Raw records:
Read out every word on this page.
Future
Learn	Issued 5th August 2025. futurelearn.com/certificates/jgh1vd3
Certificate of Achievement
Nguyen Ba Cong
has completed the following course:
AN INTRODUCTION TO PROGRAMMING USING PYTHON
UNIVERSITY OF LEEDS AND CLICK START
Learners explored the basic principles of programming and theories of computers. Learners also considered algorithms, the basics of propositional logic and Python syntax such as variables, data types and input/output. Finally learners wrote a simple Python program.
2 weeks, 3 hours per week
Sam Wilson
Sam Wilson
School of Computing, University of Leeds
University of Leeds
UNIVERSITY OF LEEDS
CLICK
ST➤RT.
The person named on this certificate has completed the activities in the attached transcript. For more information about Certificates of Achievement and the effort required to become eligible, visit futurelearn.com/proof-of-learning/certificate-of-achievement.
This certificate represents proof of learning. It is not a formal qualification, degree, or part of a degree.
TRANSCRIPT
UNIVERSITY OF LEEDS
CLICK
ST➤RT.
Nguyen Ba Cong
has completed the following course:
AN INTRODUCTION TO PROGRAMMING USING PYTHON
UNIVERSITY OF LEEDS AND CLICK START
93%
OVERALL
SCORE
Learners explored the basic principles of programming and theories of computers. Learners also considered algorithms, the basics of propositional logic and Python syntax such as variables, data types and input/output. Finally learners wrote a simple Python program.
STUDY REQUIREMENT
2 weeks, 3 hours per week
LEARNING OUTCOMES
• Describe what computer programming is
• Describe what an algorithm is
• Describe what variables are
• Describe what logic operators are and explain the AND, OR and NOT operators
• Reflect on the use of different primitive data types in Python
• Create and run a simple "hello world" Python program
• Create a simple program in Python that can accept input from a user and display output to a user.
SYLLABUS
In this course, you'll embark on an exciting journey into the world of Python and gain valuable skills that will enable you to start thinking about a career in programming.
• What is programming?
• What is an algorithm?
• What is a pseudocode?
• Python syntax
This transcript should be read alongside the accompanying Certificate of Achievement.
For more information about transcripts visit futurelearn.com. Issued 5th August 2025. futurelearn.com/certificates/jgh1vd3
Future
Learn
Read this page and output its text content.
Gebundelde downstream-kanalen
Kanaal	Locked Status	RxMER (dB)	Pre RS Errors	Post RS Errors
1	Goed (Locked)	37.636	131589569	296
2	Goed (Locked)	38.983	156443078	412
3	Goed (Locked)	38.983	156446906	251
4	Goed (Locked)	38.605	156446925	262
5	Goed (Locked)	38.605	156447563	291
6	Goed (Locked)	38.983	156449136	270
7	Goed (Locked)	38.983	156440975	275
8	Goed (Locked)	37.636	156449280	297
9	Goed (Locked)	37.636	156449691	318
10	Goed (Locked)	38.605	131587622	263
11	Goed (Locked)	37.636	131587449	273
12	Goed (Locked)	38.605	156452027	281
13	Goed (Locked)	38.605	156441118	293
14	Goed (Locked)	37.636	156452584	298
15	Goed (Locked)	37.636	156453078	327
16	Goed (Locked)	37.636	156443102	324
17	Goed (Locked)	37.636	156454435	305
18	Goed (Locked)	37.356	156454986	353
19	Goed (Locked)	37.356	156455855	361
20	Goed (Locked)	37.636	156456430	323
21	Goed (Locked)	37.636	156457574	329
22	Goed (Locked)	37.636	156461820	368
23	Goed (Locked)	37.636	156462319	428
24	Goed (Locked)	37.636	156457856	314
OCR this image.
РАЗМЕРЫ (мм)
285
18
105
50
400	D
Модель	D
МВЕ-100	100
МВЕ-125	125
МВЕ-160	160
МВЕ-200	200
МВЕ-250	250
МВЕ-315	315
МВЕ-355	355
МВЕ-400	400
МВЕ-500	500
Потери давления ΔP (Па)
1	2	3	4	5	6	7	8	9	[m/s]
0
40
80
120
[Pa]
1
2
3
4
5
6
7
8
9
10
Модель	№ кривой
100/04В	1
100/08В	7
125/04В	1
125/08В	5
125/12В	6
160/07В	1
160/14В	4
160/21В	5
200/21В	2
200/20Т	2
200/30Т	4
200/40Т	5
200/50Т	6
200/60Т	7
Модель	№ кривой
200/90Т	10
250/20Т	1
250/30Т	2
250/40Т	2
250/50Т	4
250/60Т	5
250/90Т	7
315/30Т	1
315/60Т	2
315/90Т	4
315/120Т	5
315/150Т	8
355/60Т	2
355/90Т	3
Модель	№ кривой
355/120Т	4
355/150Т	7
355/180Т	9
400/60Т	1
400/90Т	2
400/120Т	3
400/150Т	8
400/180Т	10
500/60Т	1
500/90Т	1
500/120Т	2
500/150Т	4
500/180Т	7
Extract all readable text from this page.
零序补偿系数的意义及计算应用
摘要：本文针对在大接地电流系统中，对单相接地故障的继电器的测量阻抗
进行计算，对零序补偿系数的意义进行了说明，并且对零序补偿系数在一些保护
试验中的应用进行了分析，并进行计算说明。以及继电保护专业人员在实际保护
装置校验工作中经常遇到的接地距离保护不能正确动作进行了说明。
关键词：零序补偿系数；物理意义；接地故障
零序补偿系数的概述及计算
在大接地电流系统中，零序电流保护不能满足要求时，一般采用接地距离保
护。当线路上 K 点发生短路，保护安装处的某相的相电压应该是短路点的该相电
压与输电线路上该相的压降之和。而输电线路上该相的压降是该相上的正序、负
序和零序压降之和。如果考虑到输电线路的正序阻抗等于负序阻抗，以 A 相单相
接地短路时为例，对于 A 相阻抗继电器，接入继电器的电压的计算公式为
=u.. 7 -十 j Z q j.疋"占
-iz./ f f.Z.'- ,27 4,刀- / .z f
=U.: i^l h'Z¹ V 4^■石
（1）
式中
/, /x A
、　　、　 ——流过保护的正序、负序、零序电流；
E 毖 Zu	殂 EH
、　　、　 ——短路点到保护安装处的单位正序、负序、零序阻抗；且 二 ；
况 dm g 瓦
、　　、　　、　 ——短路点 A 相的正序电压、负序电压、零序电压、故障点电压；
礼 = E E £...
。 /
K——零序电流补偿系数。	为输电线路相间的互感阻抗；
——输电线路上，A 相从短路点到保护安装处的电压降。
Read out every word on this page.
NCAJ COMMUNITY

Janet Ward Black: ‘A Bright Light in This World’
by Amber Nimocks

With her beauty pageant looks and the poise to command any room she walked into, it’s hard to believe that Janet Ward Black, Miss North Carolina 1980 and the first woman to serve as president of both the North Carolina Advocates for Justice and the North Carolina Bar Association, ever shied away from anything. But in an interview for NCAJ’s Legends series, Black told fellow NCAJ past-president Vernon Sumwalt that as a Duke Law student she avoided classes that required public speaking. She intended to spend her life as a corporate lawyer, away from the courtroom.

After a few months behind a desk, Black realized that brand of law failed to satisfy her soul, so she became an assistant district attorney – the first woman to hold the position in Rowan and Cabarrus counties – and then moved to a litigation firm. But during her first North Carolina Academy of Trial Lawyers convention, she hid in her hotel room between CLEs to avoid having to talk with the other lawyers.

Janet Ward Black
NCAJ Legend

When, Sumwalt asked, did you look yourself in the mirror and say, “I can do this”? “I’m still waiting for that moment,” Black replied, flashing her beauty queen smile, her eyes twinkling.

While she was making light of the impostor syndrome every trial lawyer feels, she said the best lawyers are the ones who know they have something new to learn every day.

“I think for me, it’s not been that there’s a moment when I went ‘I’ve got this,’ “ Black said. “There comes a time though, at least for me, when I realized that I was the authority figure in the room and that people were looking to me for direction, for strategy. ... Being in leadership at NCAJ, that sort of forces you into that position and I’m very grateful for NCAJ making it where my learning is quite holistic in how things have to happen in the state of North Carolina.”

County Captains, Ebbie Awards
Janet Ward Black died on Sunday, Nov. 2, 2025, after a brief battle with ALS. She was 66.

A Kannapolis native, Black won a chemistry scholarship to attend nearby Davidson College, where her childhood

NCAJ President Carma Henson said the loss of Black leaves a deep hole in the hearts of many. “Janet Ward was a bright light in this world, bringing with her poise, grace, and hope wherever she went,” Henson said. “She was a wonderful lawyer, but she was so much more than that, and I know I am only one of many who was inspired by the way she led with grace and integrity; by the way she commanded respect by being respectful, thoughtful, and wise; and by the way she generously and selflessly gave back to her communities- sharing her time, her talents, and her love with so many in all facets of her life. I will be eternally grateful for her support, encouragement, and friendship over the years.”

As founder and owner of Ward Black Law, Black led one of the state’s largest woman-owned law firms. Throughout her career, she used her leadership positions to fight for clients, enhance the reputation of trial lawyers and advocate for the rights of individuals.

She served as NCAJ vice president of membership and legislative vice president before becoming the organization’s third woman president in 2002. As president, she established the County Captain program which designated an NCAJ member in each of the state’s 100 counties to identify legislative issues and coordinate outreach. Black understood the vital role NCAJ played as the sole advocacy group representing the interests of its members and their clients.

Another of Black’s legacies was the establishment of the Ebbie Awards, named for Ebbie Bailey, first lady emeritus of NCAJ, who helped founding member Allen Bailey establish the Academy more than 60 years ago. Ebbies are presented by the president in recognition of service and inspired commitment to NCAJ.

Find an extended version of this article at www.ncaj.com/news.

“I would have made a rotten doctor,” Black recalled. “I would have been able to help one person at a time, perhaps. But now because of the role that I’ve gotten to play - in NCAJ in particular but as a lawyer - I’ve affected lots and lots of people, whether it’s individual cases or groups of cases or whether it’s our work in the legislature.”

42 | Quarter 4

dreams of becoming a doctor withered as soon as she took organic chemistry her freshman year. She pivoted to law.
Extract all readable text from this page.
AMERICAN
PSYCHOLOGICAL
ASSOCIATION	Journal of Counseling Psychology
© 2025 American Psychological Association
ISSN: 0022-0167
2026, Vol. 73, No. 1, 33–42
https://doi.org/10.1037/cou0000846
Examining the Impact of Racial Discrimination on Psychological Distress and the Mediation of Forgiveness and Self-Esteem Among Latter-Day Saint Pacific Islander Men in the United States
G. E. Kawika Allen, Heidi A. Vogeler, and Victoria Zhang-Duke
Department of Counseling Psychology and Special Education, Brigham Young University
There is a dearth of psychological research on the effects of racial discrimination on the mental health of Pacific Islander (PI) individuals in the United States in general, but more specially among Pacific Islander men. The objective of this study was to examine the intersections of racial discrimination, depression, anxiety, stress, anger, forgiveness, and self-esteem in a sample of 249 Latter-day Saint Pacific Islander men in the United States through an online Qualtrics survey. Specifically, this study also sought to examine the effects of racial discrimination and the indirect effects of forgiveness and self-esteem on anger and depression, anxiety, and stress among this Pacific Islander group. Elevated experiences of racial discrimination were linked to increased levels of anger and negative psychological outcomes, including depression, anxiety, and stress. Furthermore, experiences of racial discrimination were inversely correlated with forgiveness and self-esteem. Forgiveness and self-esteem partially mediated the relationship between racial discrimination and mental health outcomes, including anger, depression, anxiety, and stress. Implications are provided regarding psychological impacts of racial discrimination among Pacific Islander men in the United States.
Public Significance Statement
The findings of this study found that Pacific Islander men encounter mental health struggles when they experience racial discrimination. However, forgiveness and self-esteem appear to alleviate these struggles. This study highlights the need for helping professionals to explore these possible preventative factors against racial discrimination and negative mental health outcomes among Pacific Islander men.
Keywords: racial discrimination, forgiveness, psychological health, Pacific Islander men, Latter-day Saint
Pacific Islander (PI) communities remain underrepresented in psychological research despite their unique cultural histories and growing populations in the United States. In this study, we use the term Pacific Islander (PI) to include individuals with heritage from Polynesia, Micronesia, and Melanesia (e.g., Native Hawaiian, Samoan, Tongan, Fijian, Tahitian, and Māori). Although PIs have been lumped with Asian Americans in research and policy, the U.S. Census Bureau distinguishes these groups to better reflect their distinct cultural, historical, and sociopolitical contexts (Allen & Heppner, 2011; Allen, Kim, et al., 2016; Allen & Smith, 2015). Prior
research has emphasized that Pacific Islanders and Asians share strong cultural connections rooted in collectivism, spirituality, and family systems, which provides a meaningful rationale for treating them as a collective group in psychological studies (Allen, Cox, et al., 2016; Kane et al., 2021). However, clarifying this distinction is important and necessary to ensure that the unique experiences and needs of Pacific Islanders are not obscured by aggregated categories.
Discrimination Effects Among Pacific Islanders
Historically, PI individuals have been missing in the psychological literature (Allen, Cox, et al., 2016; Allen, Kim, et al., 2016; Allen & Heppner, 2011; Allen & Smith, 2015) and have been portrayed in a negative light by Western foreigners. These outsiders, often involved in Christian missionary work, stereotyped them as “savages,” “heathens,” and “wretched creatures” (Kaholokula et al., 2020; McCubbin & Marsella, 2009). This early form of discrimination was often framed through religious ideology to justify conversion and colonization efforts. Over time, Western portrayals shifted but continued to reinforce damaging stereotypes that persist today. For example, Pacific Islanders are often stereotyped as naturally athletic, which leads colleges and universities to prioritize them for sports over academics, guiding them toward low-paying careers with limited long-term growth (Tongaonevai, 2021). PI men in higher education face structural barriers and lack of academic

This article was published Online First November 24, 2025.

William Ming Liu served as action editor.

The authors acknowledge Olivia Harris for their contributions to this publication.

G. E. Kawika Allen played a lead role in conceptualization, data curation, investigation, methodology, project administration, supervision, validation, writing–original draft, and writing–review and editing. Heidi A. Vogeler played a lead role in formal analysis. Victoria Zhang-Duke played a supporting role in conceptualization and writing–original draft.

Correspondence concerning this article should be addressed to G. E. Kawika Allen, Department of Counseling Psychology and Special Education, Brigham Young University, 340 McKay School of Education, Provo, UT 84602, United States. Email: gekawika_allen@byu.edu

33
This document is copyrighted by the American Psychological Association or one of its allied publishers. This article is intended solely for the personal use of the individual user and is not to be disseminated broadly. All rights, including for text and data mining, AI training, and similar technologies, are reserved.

Required work: Extract each line from the listing that holds the word "user".

Problem solution:
• Create a simple program in Python that can accept input from a user and display output to a user.
This document is copyrighted by the American Psychological Association or one of its allied publishers. This article is intended solely for the personal use of the individual user and is not to be disseminated broadly. All rights, including for text and data mining, AI training, and similar technologies, are reserved.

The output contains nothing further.